The task: Quote the entries word for word. Omit the pictures.

Material supplied:
▬▬▬
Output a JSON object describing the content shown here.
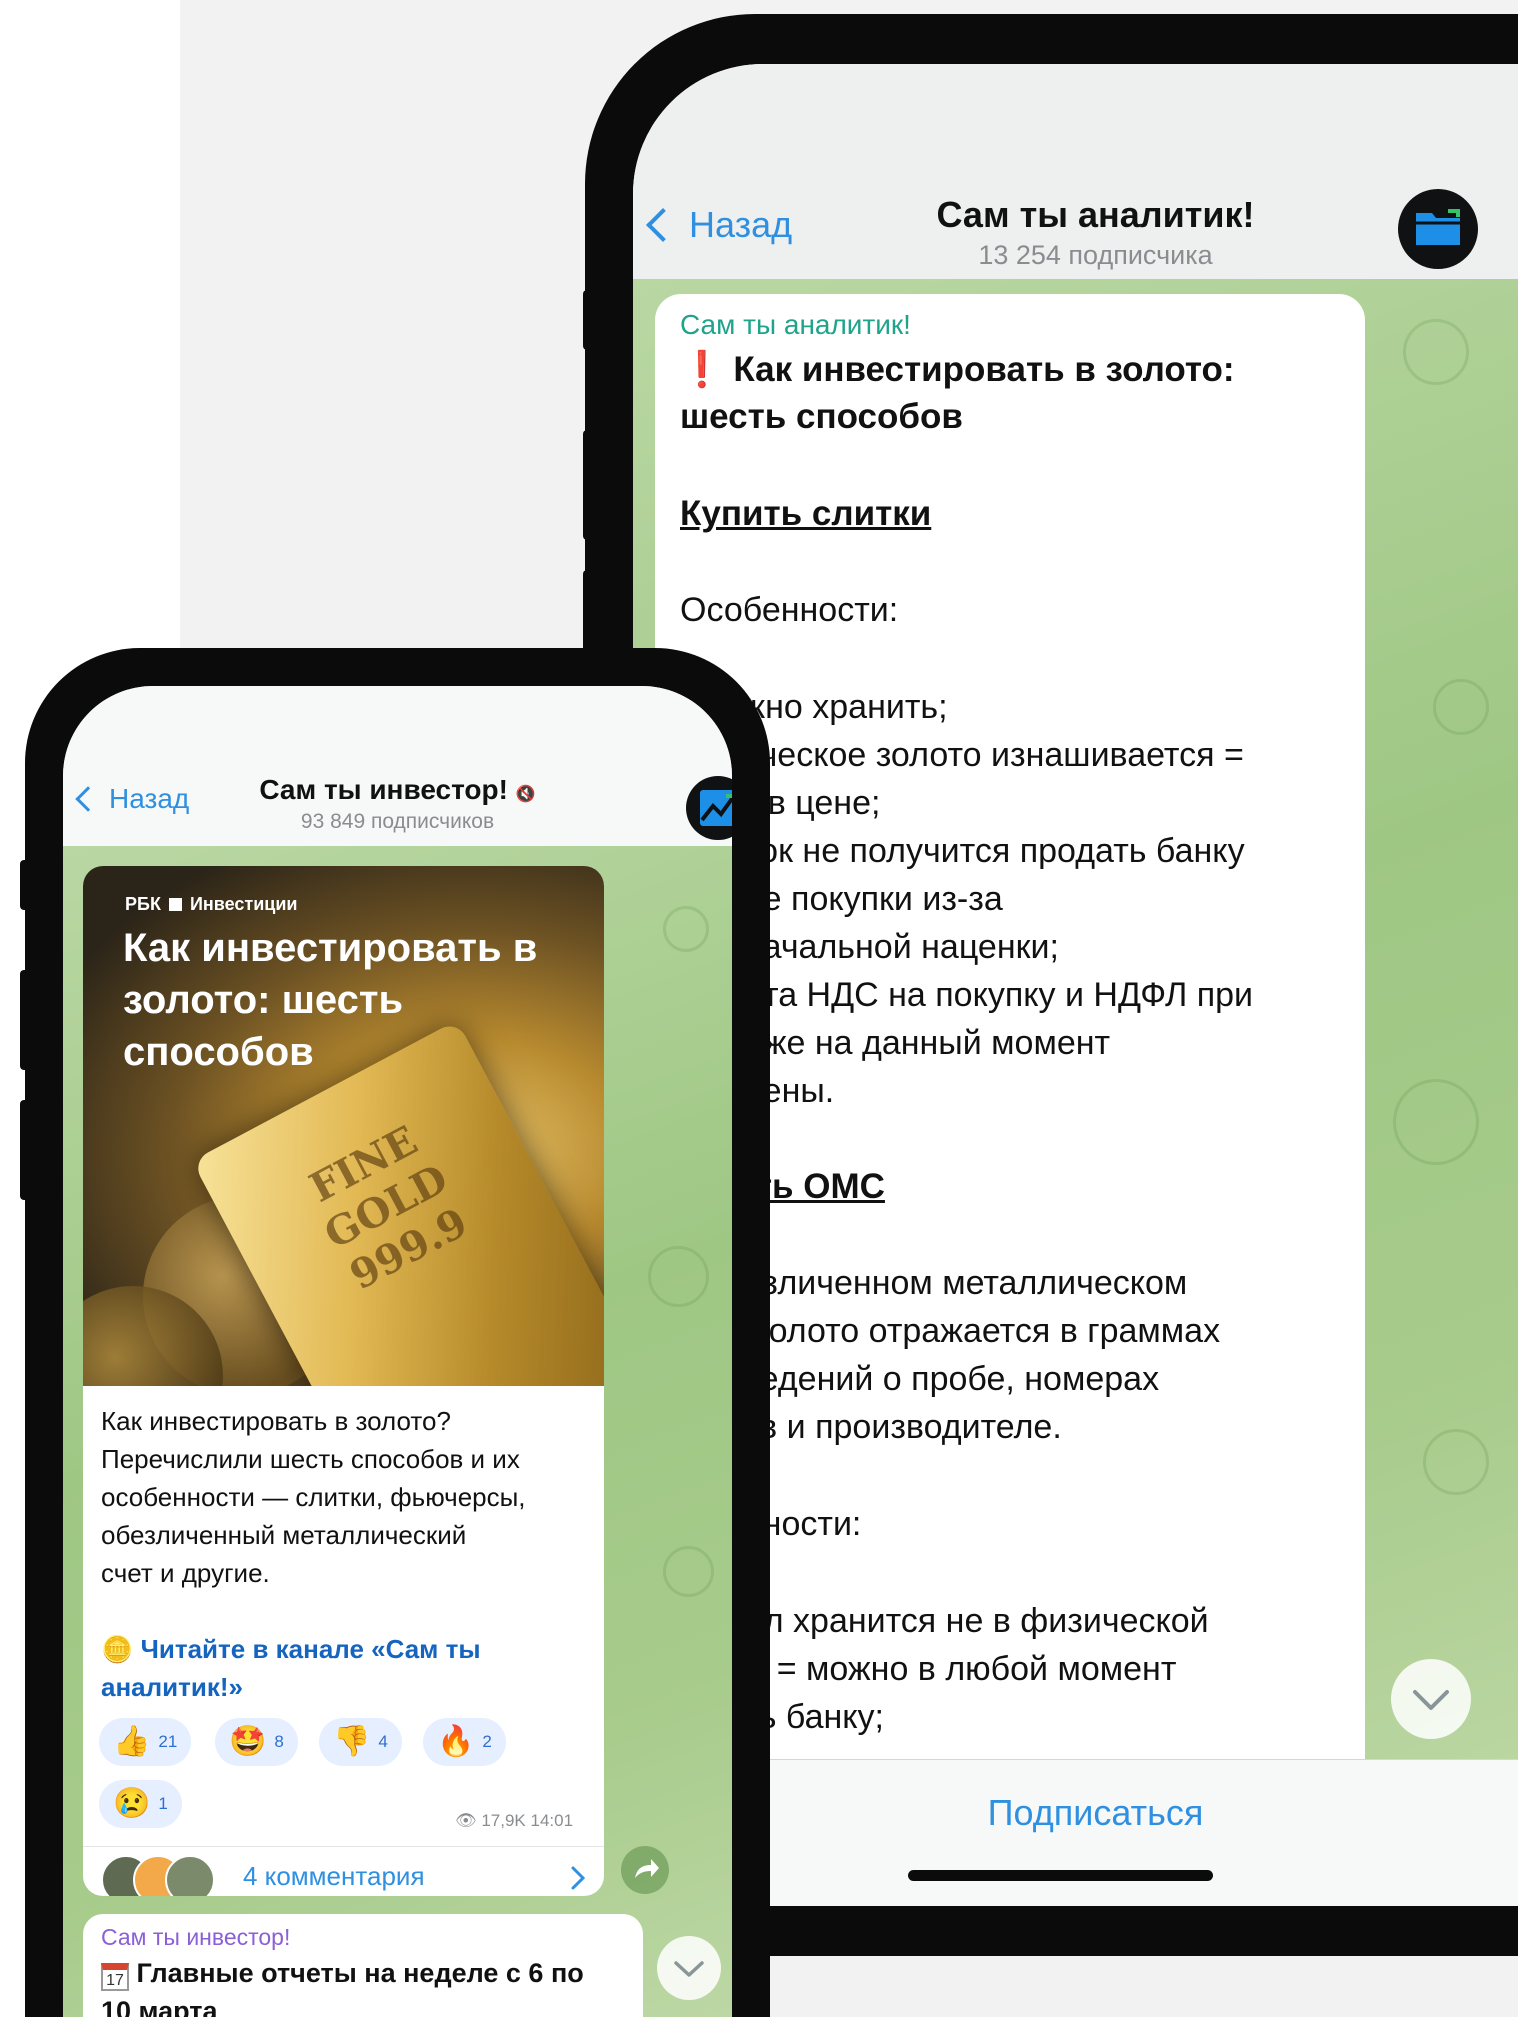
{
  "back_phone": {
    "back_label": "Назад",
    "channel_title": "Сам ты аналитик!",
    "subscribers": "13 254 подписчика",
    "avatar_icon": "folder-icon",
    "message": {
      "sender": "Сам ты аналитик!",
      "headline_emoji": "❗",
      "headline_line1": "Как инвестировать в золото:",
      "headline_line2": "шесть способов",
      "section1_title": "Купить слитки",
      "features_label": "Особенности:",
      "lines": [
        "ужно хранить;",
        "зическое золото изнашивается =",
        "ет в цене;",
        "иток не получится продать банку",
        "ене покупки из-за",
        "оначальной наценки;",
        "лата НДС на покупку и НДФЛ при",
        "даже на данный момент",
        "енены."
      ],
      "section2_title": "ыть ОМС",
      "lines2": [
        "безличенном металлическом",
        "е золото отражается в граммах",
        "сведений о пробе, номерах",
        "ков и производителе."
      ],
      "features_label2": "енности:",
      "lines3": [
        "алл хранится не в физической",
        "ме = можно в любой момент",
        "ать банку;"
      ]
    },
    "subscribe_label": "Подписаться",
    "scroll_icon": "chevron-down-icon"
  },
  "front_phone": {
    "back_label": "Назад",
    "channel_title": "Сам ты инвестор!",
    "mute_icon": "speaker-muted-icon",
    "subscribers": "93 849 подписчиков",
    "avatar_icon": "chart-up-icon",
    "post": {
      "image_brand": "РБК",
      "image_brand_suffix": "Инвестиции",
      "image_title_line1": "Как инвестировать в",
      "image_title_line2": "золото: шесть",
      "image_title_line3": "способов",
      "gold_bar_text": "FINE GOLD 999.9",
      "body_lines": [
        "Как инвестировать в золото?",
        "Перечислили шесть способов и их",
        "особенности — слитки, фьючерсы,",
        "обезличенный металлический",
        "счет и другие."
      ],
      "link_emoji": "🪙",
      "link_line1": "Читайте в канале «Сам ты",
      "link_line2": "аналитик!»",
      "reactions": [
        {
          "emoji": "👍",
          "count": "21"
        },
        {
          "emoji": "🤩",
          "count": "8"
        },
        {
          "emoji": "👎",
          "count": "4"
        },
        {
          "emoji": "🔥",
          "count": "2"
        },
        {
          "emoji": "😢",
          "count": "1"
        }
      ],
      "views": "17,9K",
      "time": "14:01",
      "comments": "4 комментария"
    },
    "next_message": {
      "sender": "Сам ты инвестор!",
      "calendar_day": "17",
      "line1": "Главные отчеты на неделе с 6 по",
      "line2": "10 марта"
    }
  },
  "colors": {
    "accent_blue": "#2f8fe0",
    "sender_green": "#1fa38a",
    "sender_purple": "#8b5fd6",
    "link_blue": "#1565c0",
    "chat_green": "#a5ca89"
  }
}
▬▬▬
Solution for this problem:
Output a JSON object describing the content shown here.
{
  "back_phone": {
    "back_label": "Назад",
    "channel_title": "Сам ты аналитик!",
    "subscribers": "13 254 подписчика",
    "avatar_icon": "folder-icon",
    "message": {
      "sender": "Сам ты аналитик!",
      "headline_emoji": "❗",
      "headline_line1": "Как инвестировать в золото:",
      "headline_line2": "шесть способов",
      "section1_title": "Купить слитки",
      "features_label": "Особенности:",
      "lines": [
        "ужно хранить;",
        "зическое золото изнашивается =",
        "ет в цене;",
        "иток не получится продать банку",
        "ене покупки из-за",
        "оначальной наценки;",
        "лата НДС на покупку и НДФЛ при",
        "даже на данный момент",
        "енены."
      ],
      "section2_title": "ыть ОМС",
      "lines2": [
        "безличенном металлическом",
        "е золото отражается в граммах",
        "сведений о пробе, номерах",
        "ков и производителе."
      ],
      "features_label2": "енности:",
      "lines3": [
        "алл хранится не в физической",
        "ме = можно в любой момент",
        "ать банку;"
      ]
    },
    "subscribe_label": "Подписаться",
    "scroll_icon": "chevron-down-icon"
  },
  "front_phone": {
    "back_label": "Назад",
    "channel_title": "Сам ты инвестор!",
    "mute_icon": "speaker-muted-icon",
    "subscribers": "93 849 подписчиков",
    "avatar_icon": "chart-up-icon",
    "post": {
      "image_brand": "РБК",
      "image_brand_suffix": "Инвестиции",
      "image_title_line1": "Как инвестировать в",
      "image_title_line2": "золото: шесть",
      "image_title_line3": "способов",
      "gold_bar_text": "FINE GOLD 999.9",
      "body_lines": [
        "Как инвестировать в золото?",
        "Перечислили шесть способов и их",
        "особенности — слитки, фьючерсы,",
        "обезличенный металлический",
        "счет и другие."
      ],
      "link_emoji": "🪙",
      "link_line1": "Читайте в канале «Сам ты",
      "link_line2": "аналитик!»",
      "reactions": [
        {
          "emoji": "👍",
          "count": "21"
        },
        {
          "emoji": "🤩",
          "count": "8"
        },
        {
          "emoji": "👎",
          "count": "4"
        },
        {
          "emoji": "🔥",
          "count": "2"
        },
        {
          "emoji": "😢",
          "count": "1"
        }
      ],
      "views": "17,9K",
      "time": "14:01",
      "comments": "4 комментария"
    },
    "next_message": {
      "sender": "Сам ты инвестор!",
      "calendar_day": "17",
      "line1": "Главные отчеты на неделе с 6 по",
      "line2": "10 марта"
    }
  },
  "colors": {
    "accent_blue": "#2f8fe0",
    "sender_green": "#1fa38a",
    "sender_purple": "#8b5fd6",
    "link_blue": "#1565c0",
    "chat_green": "#a5ca89"
  }
}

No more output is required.